> **Problem**
Which lines have the string "that"? Copy all of them from the entries below.

> **Records shown**
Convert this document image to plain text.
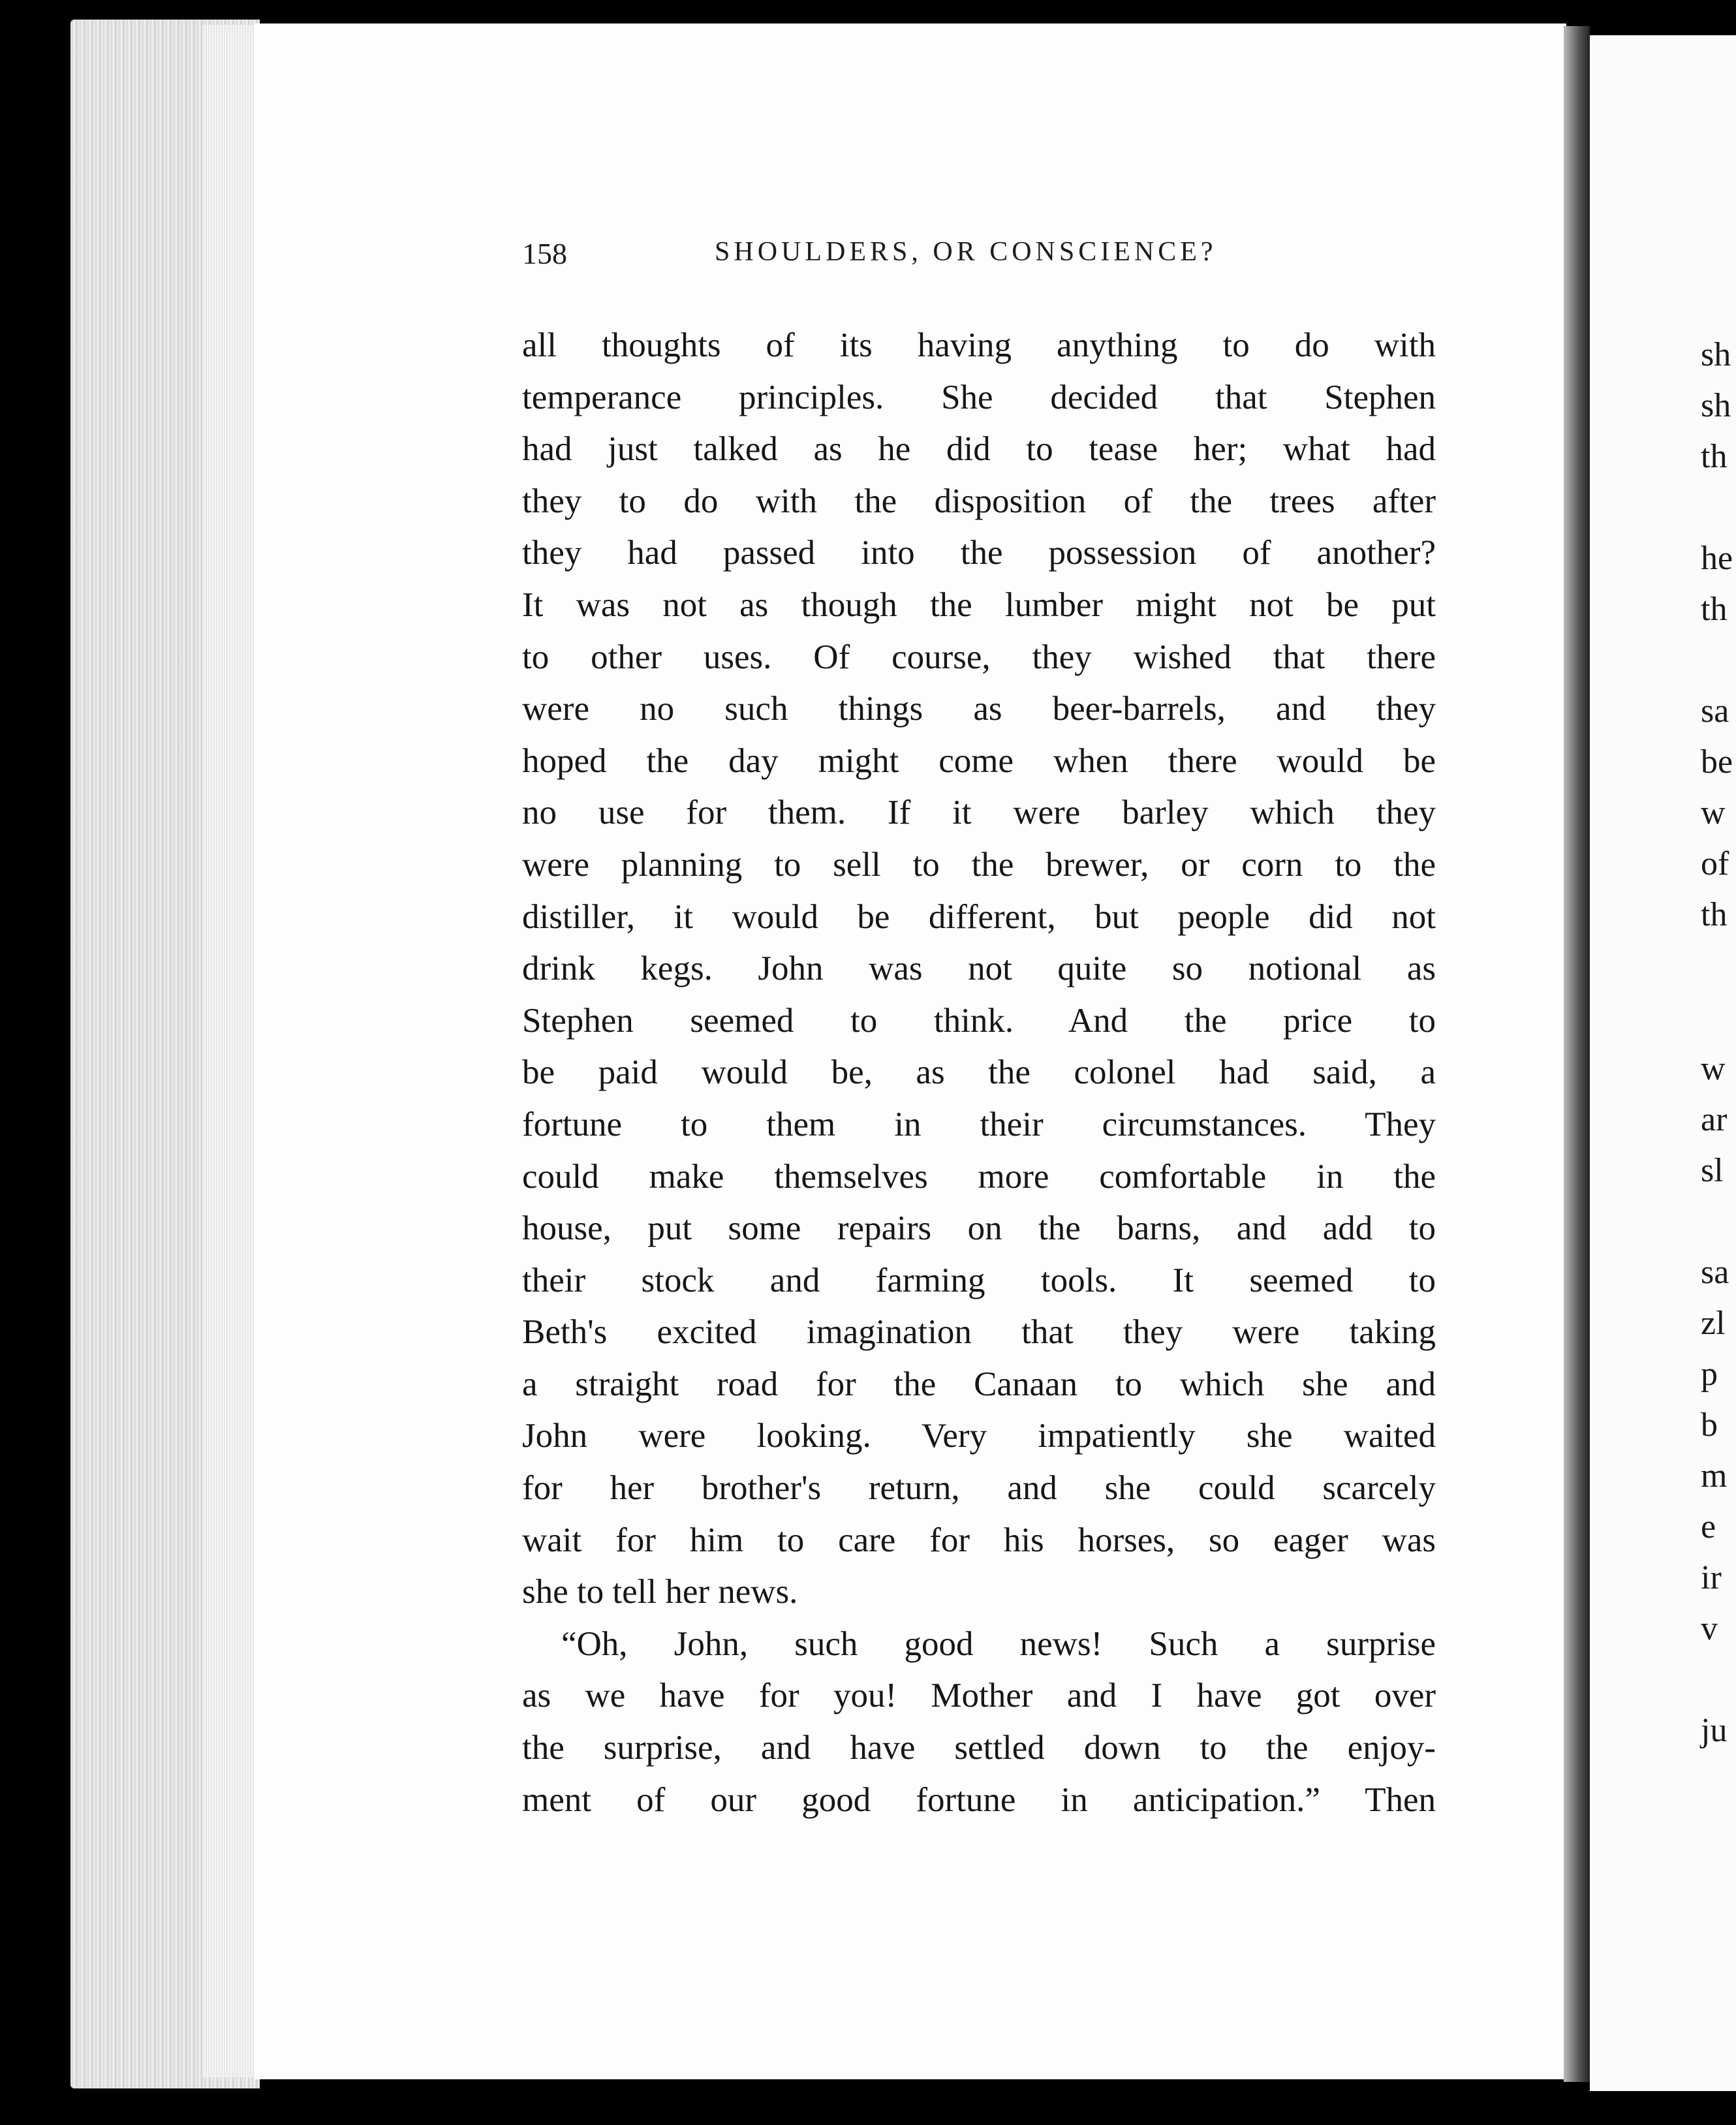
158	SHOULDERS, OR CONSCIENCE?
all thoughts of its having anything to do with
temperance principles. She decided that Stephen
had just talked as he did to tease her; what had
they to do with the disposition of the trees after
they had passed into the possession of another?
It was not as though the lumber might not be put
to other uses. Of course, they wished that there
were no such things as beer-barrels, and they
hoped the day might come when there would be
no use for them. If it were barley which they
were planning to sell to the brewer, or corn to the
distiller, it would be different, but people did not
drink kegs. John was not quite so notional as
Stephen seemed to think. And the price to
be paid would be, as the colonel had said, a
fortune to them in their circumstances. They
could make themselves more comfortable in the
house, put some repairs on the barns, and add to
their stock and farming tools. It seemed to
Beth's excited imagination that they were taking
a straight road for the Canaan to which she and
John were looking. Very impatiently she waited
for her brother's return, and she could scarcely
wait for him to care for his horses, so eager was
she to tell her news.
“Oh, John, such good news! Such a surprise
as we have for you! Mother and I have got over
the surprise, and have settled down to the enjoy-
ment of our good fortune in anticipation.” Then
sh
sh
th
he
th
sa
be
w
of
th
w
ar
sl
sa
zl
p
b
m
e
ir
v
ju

> **Reply to the exercise**
temperance principles. She decided that Stephen
to other uses. Of course, they wished that there
Beth's excited imagination that they were taking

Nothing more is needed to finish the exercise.